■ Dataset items
━━━━━━━━━━━━━━━━━━━━━━━━━━━━━━

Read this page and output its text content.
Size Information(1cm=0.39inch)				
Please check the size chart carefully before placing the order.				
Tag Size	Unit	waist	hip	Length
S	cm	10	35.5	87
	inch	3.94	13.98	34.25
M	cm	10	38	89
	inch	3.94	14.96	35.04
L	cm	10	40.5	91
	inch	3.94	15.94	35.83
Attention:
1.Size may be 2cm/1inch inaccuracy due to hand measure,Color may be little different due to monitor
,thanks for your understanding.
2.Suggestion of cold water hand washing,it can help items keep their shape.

━━━━━━━━━━━━━━━━━━━━━━━━━━━━━━

■ Directions
Tell how many lines hold the string "hand", giving the number and nothing else.

■ Exercise answer
2